:: EXCERPTED PASSAGE ::
Opinion: The $150,000 olive
January 30, 2011
Mike Crissman
Mike Crissman is a sophomore newspaper journalism major and a columnist for the Daily Kent Stater. Contact him at [email protected].
In a petty world where people sue each other every day over meaningless, trivial things — all in the name of making a quick dollar — comes Dennis Kucinich.
The former Cleveland mayor and current U.S. House of Representatives congressman filed a lawsuit on Jan. 3 against a cafeteria in Washington D.C. that allegedly served him a vegetarian wrap sandwich with un-pitted olives on April 17, 2008. Kucinich claims he received “permanent dental and oral injuries, requiring multiple surgical and dental procedures” after biting into the olive pit.
Kucinich reached a settlement with the company Saturday for an undisclosed amount of money, but the congressman’s initial lawsuit was for $150,000. That egregious sum, according to him, was supposed to compensate for his “pain, suffering and loss of enjoyment.”
Suing for loss of enjoyment? Well, shoot. I guess I should have taken legal action against my high school baseball coach for making our team run so many suicide-running drills during practice. Or maybe I should sue my 7th grade math teacher for giving me so much algebra homework.
Do you hear how ridiculous that sounds? Imagine if everyone who ever got diarrhea from eating Taco Bell sued the Mexican fast food restaurant. Nothing would ever get accomplished. Good people would go out of business. Riots would ensue.

[Rows excerpted from a collection]
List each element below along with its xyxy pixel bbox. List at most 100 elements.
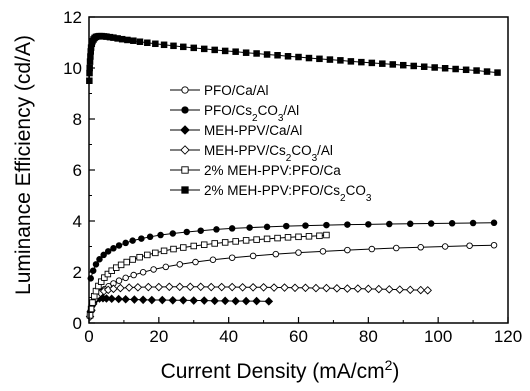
x-tick-label: 120 (494, 327, 522, 346)
data-point-2-meh-ppv-pfo-cs2co3 (295, 53, 302, 61)
data-point-2-meh-ppv-pfo-cs2co3 (274, 52, 281, 59)
data-point-2-meh-ppv-pfo-cs2co3 (316, 55, 323, 63)
data-point-2-meh-ppv-pfo-cs2co3 (326, 56, 334, 63)
data-point-2-meh-ppv-pfo-ca (295, 233, 302, 241)
data-point-2-meh-ppv-pfo-cs2co3 (170, 42, 177, 50)
legend-label: MEH-PPV/Ca/Al (204, 123, 302, 138)
data-point-2-meh-ppv-pfo-ca (86, 312, 94, 319)
data-point-pfo-cs2co3-al (323, 221, 330, 229)
data-point-pfo-cs2co3-al (169, 230, 177, 237)
data-point-meh-ppv-ca-al (114, 294, 123, 304)
data-point-pfo-ca-al (490, 241, 498, 249)
data-point-meh-ppv-cs2co3-al (416, 285, 425, 295)
data-point-meh-ppv-cs2co3-al (423, 286, 432, 295)
x-tick-label: 0 (84, 327, 93, 346)
data-point-pfo-cs2co3-al (365, 221, 372, 228)
data-point-2-meh-ppv-pfo-ca (123, 258, 130, 266)
data-point-pfo-ca-al (344, 246, 351, 254)
legend-marker-pfo-ca-al (181, 86, 189, 94)
data-point-meh-ppv-cs2co3-al (322, 283, 331, 293)
data-point-pfo-ca-al (162, 263, 170, 271)
data-point-2-meh-ppv-pfo-cs2co3 (253, 50, 260, 57)
data-point-2-meh-ppv-pfo-cs2co3 (462, 66, 470, 74)
data-point-meh-ppv-ca-al (264, 297, 274, 306)
data-point-2-meh-ppv-pfo-cs2co3 (180, 43, 187, 51)
data-point-pfo-cs2co3-al (263, 223, 271, 231)
data-point-pfo-cs2co3-al (246, 224, 253, 231)
data-point-pfo-ca-al (319, 248, 327, 255)
data-point-meh-ppv-cs2co3-al (175, 282, 185, 292)
data-point-pfo-cs2co3-al (283, 222, 290, 230)
data-point-meh-ppv-cs2co3-al (165, 282, 174, 292)
data-point-meh-ppv-cs2co3-al (144, 282, 153, 292)
y-tick-label: 6 (73, 161, 82, 180)
data-point-meh-ppv-cs2co3-al (248, 283, 258, 292)
data-point-meh-ppv-ca-al (121, 295, 130, 304)
data-point-pfo-ca-al (115, 277, 123, 284)
data-point-2-meh-ppv-pfo-cs2co3 (379, 60, 386, 67)
data-point-2-meh-ppv-pfo-cs2co3 (130, 37, 137, 44)
data-point-2-meh-ppv-pfo-ca (190, 242, 197, 250)
data-point-2-meh-ppv-pfo-ca (305, 233, 313, 240)
data-point-meh-ppv-cs2co3-al (374, 284, 384, 294)
data-point-2-meh-ppv-pfo-cs2co3 (160, 41, 168, 49)
legend-label: 2% MEH-PPV:PFO/Ca (204, 163, 341, 178)
data-point-2-meh-ppv-pfo-ca (323, 231, 330, 239)
data-point-2-meh-ppv-pfo-ca (117, 261, 125, 269)
data-point-meh-ppv-cs2co3-al (238, 283, 247, 292)
data-point-pfo-cs2co3-al (96, 256, 103, 263)
data-point-2-meh-ppv-pfo-cs2co3 (144, 39, 151, 47)
data-point-2-meh-ppv-pfo-ca (316, 232, 323, 240)
data-point-meh-ppv-cs2co3-al (185, 282, 195, 292)
legend-marker-2-meh-ppv-pfo-cs2co3 (181, 186, 189, 194)
data-point-2-meh-ppv-pfo-ca (152, 249, 159, 257)
data-point-pfo-ca-al (272, 250, 280, 258)
data-point-2-meh-ppv-pfo-cs2co3 (190, 44, 197, 52)
data-point-2-meh-ppv-pfo-cs2co3 (473, 67, 480, 74)
data-point-pfo-cs2co3-al (183, 228, 191, 236)
data-point-meh-ppv-cs2co3-al (206, 282, 216, 292)
data-point-meh-ppv-cs2co3-al (269, 283, 279, 292)
data-point-pfo-cs2co3-al (344, 221, 351, 228)
plot-area (85, 32, 501, 321)
data-point-pfo-ca-al (295, 249, 302, 256)
data-point-2-meh-ppv-pfo-cs2co3 (232, 48, 239, 55)
data-point-2-meh-ppv-pfo-ca (242, 237, 250, 244)
data-point-meh-ppv-cs2co3-al (217, 282, 226, 292)
data-point-meh-ppv-ca-al (252, 296, 261, 306)
data-point-meh-ppv-cs2co3-al (133, 283, 143, 292)
data-point-pfo-ca-al (228, 254, 236, 261)
data-point-meh-ppv-ca-al (178, 296, 188, 305)
data-point-pfo-ca-al (249, 252, 257, 260)
data-point-2-meh-ppv-pfo-ca (200, 241, 208, 248)
data-point-2-meh-ppv-pfo-cs2co3 (211, 46, 218, 54)
data-point-meh-ppv-ca-al (147, 295, 157, 305)
data-point-pfo-ca-al (466, 242, 473, 249)
data-point-2-meh-ppv-pfo-cs2co3 (242, 49, 250, 56)
data-point-2-meh-ppv-pfo-ca (232, 238, 239, 245)
data-point-2-meh-ppv-pfo-cs2co3 (221, 47, 229, 55)
data-point-2-meh-ppv-pfo-cs2co3 (337, 57, 344, 64)
x-tick-label: 80 (359, 327, 378, 346)
data-point-pfo-cs2co3-al (138, 235, 145, 242)
legend-entry-2-meh-ppv-pfo-cs2co3: 2% MEH-PPV:PFO/Cs2CO3 (170, 183, 372, 204)
data-point-2-meh-ppv-pfo-ca (253, 236, 260, 243)
data-point-2-meh-ppv-pfo-cs2co3 (420, 63, 428, 70)
data-point-meh-ppv-cs2co3-al (280, 283, 289, 292)
legend-entry-meh-ppv-ca-al: MEH-PPV/Ca/Al (170, 123, 302, 138)
data-point-2-meh-ppv-pfo-cs2co3 (305, 54, 313, 62)
data-point-pfo-ca-al (122, 274, 129, 282)
data-point-meh-ppv-cs2co3-al (259, 283, 268, 292)
data-point-pfo-ca-al (393, 244, 400, 252)
axis-ticks: 0 20 40 60 80 100 120 0 2 4 6 8 10 12 (63, 8, 522, 346)
data-point-pfo-cs2co3-al (110, 245, 117, 252)
data-point-meh-ppv-cs2co3-al (116, 283, 125, 293)
data-point-pfo-ca-al (176, 261, 184, 268)
data-point-meh-ppv-ca-al (102, 294, 111, 303)
y-tick-label: 8 (73, 110, 82, 129)
y-tick-label: 12 (63, 8, 82, 27)
y-tick-label: 0 (73, 314, 82, 333)
data-point-pfo-cs2co3-al (92, 261, 100, 268)
data-point-meh-ppv-cs2co3-al (311, 283, 321, 293)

:: PROMPT ::
According to the opinion column above on the olive lawsuit, on what date did Kucinich file his lawsuit against the cafeteria?

:: ANSWER FOR THE TASK ::
Jan. 3